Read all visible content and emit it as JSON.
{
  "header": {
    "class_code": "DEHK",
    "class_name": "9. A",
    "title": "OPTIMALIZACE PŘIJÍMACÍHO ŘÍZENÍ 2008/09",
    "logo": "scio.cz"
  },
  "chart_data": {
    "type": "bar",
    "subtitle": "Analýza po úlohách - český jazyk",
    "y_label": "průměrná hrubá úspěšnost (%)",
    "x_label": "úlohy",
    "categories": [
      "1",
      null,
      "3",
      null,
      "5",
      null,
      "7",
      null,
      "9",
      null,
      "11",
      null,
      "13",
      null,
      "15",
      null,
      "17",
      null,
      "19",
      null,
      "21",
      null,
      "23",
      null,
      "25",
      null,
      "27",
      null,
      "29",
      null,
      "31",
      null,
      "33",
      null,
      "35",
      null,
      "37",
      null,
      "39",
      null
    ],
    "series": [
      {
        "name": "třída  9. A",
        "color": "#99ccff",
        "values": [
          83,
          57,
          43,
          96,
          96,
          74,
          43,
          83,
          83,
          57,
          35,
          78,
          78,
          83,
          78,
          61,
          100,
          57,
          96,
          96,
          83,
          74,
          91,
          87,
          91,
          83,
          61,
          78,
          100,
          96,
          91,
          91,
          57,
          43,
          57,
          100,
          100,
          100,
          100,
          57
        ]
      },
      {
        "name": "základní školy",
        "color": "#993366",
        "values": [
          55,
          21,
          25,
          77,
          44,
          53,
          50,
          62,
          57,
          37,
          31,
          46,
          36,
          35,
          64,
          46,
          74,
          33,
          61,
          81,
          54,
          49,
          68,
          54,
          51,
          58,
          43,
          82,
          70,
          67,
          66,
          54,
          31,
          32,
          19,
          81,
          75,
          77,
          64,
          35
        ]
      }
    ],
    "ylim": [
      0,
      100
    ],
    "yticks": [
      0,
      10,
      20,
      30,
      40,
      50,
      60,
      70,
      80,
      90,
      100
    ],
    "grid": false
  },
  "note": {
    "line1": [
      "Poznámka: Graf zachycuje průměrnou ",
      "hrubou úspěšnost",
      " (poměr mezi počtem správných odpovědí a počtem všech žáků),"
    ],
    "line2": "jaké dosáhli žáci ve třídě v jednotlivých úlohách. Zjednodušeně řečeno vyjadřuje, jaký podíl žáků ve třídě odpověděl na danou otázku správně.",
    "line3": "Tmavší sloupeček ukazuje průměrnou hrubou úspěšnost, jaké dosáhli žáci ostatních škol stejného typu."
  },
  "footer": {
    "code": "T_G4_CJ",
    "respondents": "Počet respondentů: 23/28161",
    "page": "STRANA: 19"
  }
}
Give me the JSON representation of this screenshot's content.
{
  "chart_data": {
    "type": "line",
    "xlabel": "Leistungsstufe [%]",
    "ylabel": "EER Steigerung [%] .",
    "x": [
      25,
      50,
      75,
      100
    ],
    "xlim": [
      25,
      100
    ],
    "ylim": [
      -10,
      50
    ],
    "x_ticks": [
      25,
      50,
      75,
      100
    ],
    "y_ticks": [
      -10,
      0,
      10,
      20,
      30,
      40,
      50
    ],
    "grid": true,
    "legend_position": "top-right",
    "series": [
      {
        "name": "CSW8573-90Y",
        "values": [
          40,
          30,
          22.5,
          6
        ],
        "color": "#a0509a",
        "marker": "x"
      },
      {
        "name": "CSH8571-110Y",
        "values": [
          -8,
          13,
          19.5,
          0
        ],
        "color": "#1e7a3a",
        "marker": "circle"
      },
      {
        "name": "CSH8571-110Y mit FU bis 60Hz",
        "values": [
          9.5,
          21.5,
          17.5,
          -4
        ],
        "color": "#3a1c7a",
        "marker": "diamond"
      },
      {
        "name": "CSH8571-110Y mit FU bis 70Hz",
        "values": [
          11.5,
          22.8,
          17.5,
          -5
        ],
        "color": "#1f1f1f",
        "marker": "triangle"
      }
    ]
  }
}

▶ _STATED GOAL_: Quote all of the entries exactly as they appear.

▶ _EXERCISE RESPONSE_:
Read all visible content and emit it as JSON.
{
  "header": {
    "class_code": "DEHK",
    "class_name": "9. A",
    "title": "OPTIMALIZACE PŘIJÍMACÍHO ŘÍZENÍ 2008/09",
    "logo": "scio.cz"
  },
  "chart_data": {
    "type": "bar",
    "subtitle": "Analýza po úlohách - český jazyk",
    "y_label": "průměrná hrubá úspěšnost (%)",
    "x_label": "úlohy",
    "categories": [
      "1",
      null,
      "3",
      null,
      "5",
      null,
      "7",
      null,
      "9",
      null,
      "11",
      null,
      "13",
      null,
      "15",
      null,
      "17",
      null,
      "19",
      null,
      "21",
      null,
      "23",
      null,
      "25",
      null,
      "27",
      null,
      "29",
      null,
      "31",
      null,
      "33",
      null,
      "35",
      null,
      "37",
      null,
      "39",
      null
    ],
    "series": [
      {
        "name": "třída  9. A",
        "color": "#99ccff",
        "values": [
          83,
          57,
          43,
          96,
          96,
          74,
          43,
          83,
          83,
          57,
          35,
          78,
          78,
          83,
          78,
          61,
          100,
          57,
          96,
          96,
          83,
          74,
          91,
          87,
          91,
          83,
          61,
          78,
          100,
          96,
          91,
          91,
          57,
          43,
          57,
          100,
          100,
          100,
          100,
          57
        ]
      },
      {
        "name": "základní školy",
        "color": "#993366",
        "values": [
          55,
          21,
          25,
          77,
          44,
          53,
          50,
          62,
          57,
          37,
          31,
          46,
          36,
          35,
          64,
          46,
          74,
          33,
          61,
          81,
          54,
          49,
          68,
          54,
          51,
          58,
          43,
          82,
          70,
          67,
          66,
          54,
          31,
          32,
          19,
          81,
          75,
          77,
          64,
          35
        ]
      }
    ],
    "ylim": [
      0,
      100
    ],
    "yticks": [
      0,
      10,
      20,
      30,
      40,
      50,
      60,
      70,
      80,
      90,
      100
    ],
    "grid": false
  },
  "note": {
    "line1": [
      "Poznámka: Graf zachycuje průměrnou ",
      "hrubou úspěšnost",
      " (poměr mezi počtem správných odpovědí a počtem všech žáků),"
    ],
    "line2": "jaké dosáhli žáci ve třídě v jednotlivých úlohách. Zjednodušeně řečeno vyjadřuje, jaký podíl žáků ve třídě odpověděl na danou otázku správně.",
    "line3": "Tmavší sloupeček ukazuje průměrnou hrubou úspěšnost, jaké dosáhli žáci ostatních škol stejného typu."
  },
  "footer": {
    "code": "T_G4_CJ",
    "respondents": "Počet respondentů: 23/28161",
    "page": "STRANA: 19"
  }
}
Give me the JSON representation of this screenshot's content.
{
  "chart_data": {
    "type": "line",
    "xlabel": "Leistungsstufe [%]",
    "ylabel": "EER Steigerung [%] .",
    "x": [
      25,
      50,
      75,
      100
    ],
    "xlim": [
      25,
      100
    ],
    "ylim": [
      -10,
      50
    ],
    "x_ticks": [
      25,
      50,
      75,
      100
    ],
    "y_ticks": [
      -10,
      0,
      10,
      20,
      30,
      40,
      50
    ],
    "grid": true,
    "legend_position": "top-right",
    "series": [
      {
        "name": "CSW8573-90Y",
        "values": [
          40,
          30,
          22.5,
          6
        ],
        "color": "#a0509a",
        "marker": "x"
      },
      {
        "name": "CSH8571-110Y",
        "values": [
          -8,
          13,
          19.5,
          0
        ],
        "color": "#1e7a3a",
        "marker": "circle"
      },
      {
        "name": "CSH8571-110Y mit FU bis 60Hz",
        "values": [
          9.5,
          21.5,
          17.5,
          -4
        ],
        "color": "#3a1c7a",
        "marker": "diamond"
      },
      {
        "name": "CSH8571-110Y mit FU bis 70Hz",
        "values": [
          11.5,
          22.8,
          17.5,
          -5
        ],
        "color": "#1f1f1f",
        "marker": "triangle"
      }
    ]
  }
}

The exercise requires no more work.